** Begin **

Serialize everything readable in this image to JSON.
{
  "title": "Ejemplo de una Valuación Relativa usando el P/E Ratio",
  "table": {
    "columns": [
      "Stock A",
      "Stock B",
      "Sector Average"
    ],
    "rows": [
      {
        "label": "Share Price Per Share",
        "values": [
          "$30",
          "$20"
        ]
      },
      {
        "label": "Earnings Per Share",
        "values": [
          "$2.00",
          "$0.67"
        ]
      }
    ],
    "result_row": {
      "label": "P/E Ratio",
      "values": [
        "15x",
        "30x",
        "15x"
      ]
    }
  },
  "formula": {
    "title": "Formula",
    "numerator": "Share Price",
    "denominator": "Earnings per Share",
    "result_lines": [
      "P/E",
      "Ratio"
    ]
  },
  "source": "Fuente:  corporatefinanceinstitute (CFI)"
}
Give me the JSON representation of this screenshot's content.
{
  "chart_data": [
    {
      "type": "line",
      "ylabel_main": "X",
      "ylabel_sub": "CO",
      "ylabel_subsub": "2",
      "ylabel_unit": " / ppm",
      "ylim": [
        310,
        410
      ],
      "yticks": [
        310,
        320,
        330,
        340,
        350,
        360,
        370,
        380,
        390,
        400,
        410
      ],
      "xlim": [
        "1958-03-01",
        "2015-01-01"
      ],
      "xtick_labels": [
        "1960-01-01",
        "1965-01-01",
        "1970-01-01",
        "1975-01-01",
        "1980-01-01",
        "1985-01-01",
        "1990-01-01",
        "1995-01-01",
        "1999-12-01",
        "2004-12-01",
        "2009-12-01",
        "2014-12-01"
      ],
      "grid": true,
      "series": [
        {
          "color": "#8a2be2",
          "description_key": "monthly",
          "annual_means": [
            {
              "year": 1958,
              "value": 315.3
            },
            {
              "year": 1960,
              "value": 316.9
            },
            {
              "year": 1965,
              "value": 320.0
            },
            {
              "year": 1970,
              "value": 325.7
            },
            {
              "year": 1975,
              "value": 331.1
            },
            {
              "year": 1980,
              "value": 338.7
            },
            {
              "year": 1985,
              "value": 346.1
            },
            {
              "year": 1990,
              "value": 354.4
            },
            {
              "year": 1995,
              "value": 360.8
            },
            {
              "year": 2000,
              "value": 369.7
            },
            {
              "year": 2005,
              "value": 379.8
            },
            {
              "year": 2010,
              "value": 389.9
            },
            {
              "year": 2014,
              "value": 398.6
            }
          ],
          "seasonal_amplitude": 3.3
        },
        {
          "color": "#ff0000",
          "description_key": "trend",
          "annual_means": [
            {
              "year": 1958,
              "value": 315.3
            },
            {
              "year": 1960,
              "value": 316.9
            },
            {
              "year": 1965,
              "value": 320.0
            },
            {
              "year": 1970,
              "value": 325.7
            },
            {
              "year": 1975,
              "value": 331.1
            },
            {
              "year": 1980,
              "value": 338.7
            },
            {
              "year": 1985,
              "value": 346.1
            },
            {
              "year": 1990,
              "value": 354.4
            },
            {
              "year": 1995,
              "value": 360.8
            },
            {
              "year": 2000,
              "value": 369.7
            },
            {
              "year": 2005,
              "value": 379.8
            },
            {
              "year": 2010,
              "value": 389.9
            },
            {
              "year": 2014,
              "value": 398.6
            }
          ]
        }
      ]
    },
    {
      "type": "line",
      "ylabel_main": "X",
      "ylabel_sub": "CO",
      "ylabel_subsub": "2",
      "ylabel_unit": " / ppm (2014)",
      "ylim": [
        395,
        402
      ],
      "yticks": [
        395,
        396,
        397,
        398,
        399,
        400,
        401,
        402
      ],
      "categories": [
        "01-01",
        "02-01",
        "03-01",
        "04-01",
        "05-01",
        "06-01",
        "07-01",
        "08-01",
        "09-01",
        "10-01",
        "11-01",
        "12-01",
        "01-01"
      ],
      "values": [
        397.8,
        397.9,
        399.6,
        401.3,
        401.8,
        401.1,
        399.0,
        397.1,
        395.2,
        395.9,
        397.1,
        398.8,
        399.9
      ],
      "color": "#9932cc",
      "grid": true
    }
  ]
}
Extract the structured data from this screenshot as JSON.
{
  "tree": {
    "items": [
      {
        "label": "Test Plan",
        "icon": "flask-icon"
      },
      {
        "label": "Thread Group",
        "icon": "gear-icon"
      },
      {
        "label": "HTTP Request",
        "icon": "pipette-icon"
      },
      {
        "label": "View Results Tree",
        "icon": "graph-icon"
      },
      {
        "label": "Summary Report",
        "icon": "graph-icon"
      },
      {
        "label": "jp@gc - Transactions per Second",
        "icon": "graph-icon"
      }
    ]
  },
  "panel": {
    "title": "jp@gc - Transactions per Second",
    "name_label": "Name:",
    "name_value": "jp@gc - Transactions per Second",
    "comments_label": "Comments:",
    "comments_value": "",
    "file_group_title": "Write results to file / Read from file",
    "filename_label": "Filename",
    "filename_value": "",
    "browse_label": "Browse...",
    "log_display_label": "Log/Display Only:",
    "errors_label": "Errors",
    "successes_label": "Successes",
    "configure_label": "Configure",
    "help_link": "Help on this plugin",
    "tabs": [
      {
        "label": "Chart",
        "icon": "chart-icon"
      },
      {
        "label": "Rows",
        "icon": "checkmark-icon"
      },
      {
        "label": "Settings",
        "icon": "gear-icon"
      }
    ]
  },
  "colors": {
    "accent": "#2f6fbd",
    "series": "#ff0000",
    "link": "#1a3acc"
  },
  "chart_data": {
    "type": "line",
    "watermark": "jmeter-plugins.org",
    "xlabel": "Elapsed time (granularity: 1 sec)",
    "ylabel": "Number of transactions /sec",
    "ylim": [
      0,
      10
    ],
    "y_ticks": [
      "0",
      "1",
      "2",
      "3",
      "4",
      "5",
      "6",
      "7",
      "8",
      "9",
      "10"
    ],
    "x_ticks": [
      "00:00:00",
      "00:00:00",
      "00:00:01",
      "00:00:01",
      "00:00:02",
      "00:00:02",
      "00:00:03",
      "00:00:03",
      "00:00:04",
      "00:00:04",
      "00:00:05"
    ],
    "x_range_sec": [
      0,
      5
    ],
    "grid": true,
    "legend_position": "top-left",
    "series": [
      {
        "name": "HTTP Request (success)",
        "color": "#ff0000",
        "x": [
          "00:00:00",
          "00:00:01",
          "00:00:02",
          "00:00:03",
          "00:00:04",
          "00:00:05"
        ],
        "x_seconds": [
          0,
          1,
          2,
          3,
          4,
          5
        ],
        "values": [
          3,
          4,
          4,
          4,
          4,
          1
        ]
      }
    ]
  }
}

** End **

The records above should be duplicated in full, exactly as given.

▸ Correct output:
Serialize everything readable in this image to JSON.
{
  "title": "Ejemplo de una Valuación Relativa usando el P/E Ratio",
  "table": {
    "columns": [
      "Stock A",
      "Stock B",
      "Sector Average"
    ],
    "rows": [
      {
        "label": "Share Price Per Share",
        "values": [
          "$30",
          "$20"
        ]
      },
      {
        "label": "Earnings Per Share",
        "values": [
          "$2.00",
          "$0.67"
        ]
      }
    ],
    "result_row": {
      "label": "P/E Ratio",
      "values": [
        "15x",
        "30x",
        "15x"
      ]
    }
  },
  "formula": {
    "title": "Formula",
    "numerator": "Share Price",
    "denominator": "Earnings per Share",
    "result_lines": [
      "P/E",
      "Ratio"
    ]
  },
  "source": "Fuente:  corporatefinanceinstitute (CFI)"
}
Give me the JSON representation of this screenshot's content.
{
  "chart_data": [
    {
      "type": "line",
      "ylabel_main": "X",
      "ylabel_sub": "CO",
      "ylabel_subsub": "2",
      "ylabel_unit": " / ppm",
      "ylim": [
        310,
        410
      ],
      "yticks": [
        310,
        320,
        330,
        340,
        350,
        360,
        370,
        380,
        390,
        400,
        410
      ],
      "xlim": [
        "1958-03-01",
        "2015-01-01"
      ],
      "xtick_labels": [
        "1960-01-01",
        "1965-01-01",
        "1970-01-01",
        "1975-01-01",
        "1980-01-01",
        "1985-01-01",
        "1990-01-01",
        "1995-01-01",
        "1999-12-01",
        "2004-12-01",
        "2009-12-01",
        "2014-12-01"
      ],
      "grid": true,
      "series": [
        {
          "color": "#8a2be2",
          "description_key": "monthly",
          "annual_means": [
            {
              "year": 1958,
              "value": 315.3
            },
            {
              "year": 1960,
              "value": 316.9
            },
            {
              "year": 1965,
              "value": 320.0
            },
            {
              "year": 1970,
              "value": 325.7
            },
            {
              "year": 1975,
              "value": 331.1
            },
            {
              "year": 1980,
              "value": 338.7
            },
            {
              "year": 1985,
              "value": 346.1
            },
            {
              "year": 1990,
              "value": 354.4
            },
            {
              "year": 1995,
              "value": 360.8
            },
            {
              "year": 2000,
              "value": 369.7
            },
            {
              "year": 2005,
              "value": 379.8
            },
            {
              "year": 2010,
              "value": 389.9
            },
            {
              "year": 2014,
              "value": 398.6
            }
          ],
          "seasonal_amplitude": 3.3
        },
        {
          "color": "#ff0000",
          "description_key": "trend",
          "annual_means": [
            {
              "year": 1958,
              "value": 315.3
            },
            {
              "year": 1960,
              "value": 316.9
            },
            {
              "year": 1965,
              "value": 320.0
            },
            {
              "year": 1970,
              "value": 325.7
            },
            {
              "year": 1975,
              "value": 331.1
            },
            {
              "year": 1980,
              "value": 338.7
            },
            {
              "year": 1985,
              "value": 346.1
            },
            {
              "year": 1990,
              "value": 354.4
            },
            {
              "year": 1995,
              "value": 360.8
            },
            {
              "year": 2000,
              "value": 369.7
            },
            {
              "year": 2005,
              "value": 379.8
            },
            {
              "year": 2010,
              "value": 389.9
            },
            {
              "year": 2014,
              "value": 398.6
            }
          ]
        }
      ]
    },
    {
      "type": "line",
      "ylabel_main": "X",
      "ylabel_sub": "CO",
      "ylabel_subsub": "2",
      "ylabel_unit": " / ppm (2014)",
      "ylim": [
        395,
        402
      ],
      "yticks": [
        395,
        396,
        397,
        398,
        399,
        400,
        401,
        402
      ],
      "categories": [
        "01-01",
        "02-01",
        "03-01",
        "04-01",
        "05-01",
        "06-01",
        "07-01",
        "08-01",
        "09-01",
        "10-01",
        "11-01",
        "12-01",
        "01-01"
      ],
      "values": [
        397.8,
        397.9,
        399.6,
        401.3,
        401.8,
        401.1,
        399.0,
        397.1,
        395.2,
        395.9,
        397.1,
        398.8,
        399.9
      ],
      "color": "#9932cc",
      "grid": true
    }
  ]
}
Extract the structured data from this screenshot as JSON.
{
  "tree": {
    "items": [
      {
        "label": "Test Plan",
        "icon": "flask-icon"
      },
      {
        "label": "Thread Group",
        "icon": "gear-icon"
      },
      {
        "label": "HTTP Request",
        "icon": "pipette-icon"
      },
      {
        "label": "View Results Tree",
        "icon": "graph-icon"
      },
      {
        "label": "Summary Report",
        "icon": "graph-icon"
      },
      {
        "label": "jp@gc - Transactions per Second",
        "icon": "graph-icon"
      }
    ]
  },
  "panel": {
    "title": "jp@gc - Transactions per Second",
    "name_label": "Name:",
    "name_value": "jp@gc - Transactions per Second",
    "comments_label": "Comments:",
    "comments_value": "",
    "file_group_title": "Write results to file / Read from file",
    "filename_label": "Filename",
    "filename_value": "",
    "browse_label": "Browse...",
    "log_display_label": "Log/Display Only:",
    "errors_label": "Errors",
    "successes_label": "Successes",
    "configure_label": "Configure",
    "help_link": "Help on this plugin",
    "tabs": [
      {
        "label": "Chart",
        "icon": "chart-icon"
      },
      {
        "label": "Rows",
        "icon": "checkmark-icon"
      },
      {
        "label": "Settings",
        "icon": "gear-icon"
      }
    ]
  },
  "colors": {
    "accent": "#2f6fbd",
    "series": "#ff0000",
    "link": "#1a3acc"
  },
  "chart_data": {
    "type": "line",
    "watermark": "jmeter-plugins.org",
    "xlabel": "Elapsed time (granularity: 1 sec)",
    "ylabel": "Number of transactions /sec",
    "ylim": [
      0,
      10
    ],
    "y_ticks": [
      "0",
      "1",
      "2",
      "3",
      "4",
      "5",
      "6",
      "7",
      "8",
      "9",
      "10"
    ],
    "x_ticks": [
      "00:00:00",
      "00:00:00",
      "00:00:01",
      "00:00:01",
      "00:00:02",
      "00:00:02",
      "00:00:03",
      "00:00:03",
      "00:00:04",
      "00:00:04",
      "00:00:05"
    ],
    "x_range_sec": [
      0,
      5
    ],
    "grid": true,
    "legend_position": "top-left",
    "series": [
      {
        "name": "HTTP Request (success)",
        "color": "#ff0000",
        "x": [
          "00:00:00",
          "00:00:01",
          "00:00:02",
          "00:00:03",
          "00:00:04",
          "00:00:05"
        ],
        "x_seconds": [
          0,
          1,
          2,
          3,
          4,
          5
        ],
        "values": [
          3,
          4,
          4,
          4,
          4,
          1
        ]
      }
    ]
  }
}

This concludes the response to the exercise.